-- begin Material supplied --

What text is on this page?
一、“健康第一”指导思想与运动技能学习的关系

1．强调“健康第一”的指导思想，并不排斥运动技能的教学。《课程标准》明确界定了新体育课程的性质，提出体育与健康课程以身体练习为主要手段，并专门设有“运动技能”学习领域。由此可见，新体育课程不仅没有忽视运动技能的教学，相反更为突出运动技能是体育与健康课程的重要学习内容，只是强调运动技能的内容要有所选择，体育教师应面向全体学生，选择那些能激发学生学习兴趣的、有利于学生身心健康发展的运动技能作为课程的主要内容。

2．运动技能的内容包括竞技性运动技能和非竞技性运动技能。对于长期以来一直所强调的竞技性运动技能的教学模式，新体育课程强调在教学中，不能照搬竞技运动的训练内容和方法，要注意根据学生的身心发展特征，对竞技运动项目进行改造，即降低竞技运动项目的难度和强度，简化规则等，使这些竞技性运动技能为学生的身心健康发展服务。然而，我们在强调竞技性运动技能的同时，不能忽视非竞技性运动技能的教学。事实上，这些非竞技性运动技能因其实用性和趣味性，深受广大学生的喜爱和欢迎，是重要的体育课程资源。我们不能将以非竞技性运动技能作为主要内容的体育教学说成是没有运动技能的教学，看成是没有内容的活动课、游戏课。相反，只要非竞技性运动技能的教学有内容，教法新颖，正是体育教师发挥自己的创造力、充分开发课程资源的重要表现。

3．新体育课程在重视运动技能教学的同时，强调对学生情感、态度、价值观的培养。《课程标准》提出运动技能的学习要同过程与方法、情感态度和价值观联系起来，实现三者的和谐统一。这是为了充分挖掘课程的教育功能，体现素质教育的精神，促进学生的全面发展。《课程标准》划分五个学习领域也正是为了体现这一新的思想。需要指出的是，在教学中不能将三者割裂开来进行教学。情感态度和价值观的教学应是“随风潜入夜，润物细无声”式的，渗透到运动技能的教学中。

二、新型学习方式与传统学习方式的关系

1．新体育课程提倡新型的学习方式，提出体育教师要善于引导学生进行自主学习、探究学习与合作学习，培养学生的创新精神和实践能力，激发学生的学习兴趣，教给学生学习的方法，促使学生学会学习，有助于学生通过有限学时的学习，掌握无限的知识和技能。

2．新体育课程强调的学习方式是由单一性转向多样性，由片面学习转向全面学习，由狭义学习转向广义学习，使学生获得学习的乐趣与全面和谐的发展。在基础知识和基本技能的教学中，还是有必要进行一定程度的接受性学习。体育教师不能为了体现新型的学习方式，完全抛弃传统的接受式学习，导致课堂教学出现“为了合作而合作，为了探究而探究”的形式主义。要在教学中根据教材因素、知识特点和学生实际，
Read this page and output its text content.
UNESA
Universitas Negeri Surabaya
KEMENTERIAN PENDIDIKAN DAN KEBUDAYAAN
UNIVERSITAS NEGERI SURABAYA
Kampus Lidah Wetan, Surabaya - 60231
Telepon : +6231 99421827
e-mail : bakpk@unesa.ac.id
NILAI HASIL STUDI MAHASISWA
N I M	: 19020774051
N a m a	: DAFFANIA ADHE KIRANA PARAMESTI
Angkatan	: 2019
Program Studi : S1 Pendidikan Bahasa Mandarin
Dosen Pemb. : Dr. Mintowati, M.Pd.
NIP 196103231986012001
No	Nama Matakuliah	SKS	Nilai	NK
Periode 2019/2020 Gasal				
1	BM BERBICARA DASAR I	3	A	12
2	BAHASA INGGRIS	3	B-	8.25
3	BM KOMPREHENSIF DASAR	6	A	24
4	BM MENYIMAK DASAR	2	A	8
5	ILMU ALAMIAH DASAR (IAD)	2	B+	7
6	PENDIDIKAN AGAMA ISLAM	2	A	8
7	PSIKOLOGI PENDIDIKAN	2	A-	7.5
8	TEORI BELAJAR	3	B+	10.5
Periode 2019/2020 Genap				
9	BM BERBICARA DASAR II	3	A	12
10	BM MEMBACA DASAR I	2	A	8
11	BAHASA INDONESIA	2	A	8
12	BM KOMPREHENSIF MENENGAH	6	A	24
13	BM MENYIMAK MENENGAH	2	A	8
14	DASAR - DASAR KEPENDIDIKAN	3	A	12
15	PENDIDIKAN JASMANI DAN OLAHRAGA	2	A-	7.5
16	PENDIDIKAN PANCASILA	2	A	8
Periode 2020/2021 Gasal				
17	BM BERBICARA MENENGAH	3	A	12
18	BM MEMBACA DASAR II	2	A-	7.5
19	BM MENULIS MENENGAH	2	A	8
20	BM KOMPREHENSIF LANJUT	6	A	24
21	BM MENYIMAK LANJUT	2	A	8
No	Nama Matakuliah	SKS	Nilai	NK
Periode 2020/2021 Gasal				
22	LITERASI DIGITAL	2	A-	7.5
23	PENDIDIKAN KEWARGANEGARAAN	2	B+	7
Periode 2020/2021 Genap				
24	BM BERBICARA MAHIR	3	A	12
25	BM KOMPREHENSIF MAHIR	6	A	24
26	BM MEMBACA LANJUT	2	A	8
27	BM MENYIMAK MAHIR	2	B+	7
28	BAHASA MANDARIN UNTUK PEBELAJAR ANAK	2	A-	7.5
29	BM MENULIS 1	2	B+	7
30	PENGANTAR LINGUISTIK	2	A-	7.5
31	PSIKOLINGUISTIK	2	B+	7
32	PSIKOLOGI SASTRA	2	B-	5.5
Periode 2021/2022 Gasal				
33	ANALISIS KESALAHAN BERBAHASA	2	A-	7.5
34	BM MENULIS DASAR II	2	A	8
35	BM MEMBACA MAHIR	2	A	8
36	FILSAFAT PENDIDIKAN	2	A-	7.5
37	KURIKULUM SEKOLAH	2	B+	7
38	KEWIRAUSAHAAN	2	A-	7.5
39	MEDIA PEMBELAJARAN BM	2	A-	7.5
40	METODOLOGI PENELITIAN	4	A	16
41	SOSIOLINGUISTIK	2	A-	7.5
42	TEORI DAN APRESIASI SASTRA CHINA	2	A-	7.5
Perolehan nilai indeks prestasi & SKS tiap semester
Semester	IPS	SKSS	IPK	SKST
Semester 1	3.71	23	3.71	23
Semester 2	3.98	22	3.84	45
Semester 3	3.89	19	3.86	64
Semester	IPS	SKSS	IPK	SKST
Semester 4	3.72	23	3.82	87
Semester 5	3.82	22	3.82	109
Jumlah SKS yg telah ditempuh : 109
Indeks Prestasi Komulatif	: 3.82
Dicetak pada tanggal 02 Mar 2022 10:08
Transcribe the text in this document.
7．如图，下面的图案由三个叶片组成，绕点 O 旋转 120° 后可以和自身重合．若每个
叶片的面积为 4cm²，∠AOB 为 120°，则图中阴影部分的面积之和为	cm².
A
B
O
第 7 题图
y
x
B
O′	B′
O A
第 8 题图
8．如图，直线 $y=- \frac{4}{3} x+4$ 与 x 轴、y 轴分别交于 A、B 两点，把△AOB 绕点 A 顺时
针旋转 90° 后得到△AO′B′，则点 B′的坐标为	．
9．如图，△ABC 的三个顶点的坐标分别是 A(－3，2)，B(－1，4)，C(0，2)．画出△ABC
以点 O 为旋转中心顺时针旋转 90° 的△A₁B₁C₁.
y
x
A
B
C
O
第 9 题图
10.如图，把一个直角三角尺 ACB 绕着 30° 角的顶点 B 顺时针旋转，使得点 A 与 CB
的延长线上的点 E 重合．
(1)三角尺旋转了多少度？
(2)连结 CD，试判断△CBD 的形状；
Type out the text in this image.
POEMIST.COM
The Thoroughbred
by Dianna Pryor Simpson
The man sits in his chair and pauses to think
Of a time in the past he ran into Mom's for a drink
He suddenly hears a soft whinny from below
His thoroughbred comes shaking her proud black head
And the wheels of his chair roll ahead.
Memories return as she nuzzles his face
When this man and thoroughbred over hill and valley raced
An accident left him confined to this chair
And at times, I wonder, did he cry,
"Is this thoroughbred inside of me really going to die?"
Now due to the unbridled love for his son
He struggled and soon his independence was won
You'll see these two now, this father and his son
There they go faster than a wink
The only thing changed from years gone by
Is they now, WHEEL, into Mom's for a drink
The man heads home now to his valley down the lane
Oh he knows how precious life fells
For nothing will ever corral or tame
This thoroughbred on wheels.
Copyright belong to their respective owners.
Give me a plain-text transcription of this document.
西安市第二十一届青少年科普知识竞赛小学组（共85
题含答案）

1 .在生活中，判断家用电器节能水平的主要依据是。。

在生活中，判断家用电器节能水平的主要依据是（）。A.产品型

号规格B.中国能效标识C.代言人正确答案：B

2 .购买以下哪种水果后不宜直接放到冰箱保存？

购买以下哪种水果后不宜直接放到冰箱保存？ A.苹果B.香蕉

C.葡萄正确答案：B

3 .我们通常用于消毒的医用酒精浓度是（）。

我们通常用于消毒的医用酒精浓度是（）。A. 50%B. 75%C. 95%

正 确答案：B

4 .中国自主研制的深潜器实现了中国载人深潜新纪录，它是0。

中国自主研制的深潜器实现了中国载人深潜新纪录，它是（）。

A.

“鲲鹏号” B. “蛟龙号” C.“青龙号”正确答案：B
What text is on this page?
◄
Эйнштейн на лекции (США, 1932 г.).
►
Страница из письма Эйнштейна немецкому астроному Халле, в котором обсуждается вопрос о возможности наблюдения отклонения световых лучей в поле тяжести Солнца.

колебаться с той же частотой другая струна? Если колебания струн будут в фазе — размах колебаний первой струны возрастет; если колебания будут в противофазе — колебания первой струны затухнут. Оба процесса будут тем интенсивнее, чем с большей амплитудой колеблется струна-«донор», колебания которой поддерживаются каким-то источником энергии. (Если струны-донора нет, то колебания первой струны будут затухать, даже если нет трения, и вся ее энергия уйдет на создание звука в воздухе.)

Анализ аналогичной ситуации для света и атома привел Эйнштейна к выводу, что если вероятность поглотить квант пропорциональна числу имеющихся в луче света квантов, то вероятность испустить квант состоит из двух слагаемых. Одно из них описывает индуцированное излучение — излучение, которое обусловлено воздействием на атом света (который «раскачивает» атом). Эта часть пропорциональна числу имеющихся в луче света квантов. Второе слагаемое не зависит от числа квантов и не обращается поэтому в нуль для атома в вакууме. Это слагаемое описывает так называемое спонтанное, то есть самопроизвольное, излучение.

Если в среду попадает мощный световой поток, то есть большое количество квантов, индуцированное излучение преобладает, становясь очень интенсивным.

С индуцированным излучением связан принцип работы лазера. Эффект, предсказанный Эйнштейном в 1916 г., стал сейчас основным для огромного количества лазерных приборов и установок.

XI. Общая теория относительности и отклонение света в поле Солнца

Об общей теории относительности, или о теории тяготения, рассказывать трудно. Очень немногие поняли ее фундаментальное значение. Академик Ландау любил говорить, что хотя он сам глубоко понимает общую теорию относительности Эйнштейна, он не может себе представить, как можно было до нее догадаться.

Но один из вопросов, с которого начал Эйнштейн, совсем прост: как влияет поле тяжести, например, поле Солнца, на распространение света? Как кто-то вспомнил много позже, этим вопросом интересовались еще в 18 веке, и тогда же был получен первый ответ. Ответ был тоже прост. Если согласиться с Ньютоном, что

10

-- end Material supplied --

Directions - All lines of the data above that include the word "BERBICARA" must be shown.

Completed task -
1	BM BERBICARA DASAR I	3	A	12
9	BM BERBICARA DASAR II	3	A	12
17	BM BERBICARA MENENGAH	3	A	12
24	BM BERBICARA MAHIR	3	A	12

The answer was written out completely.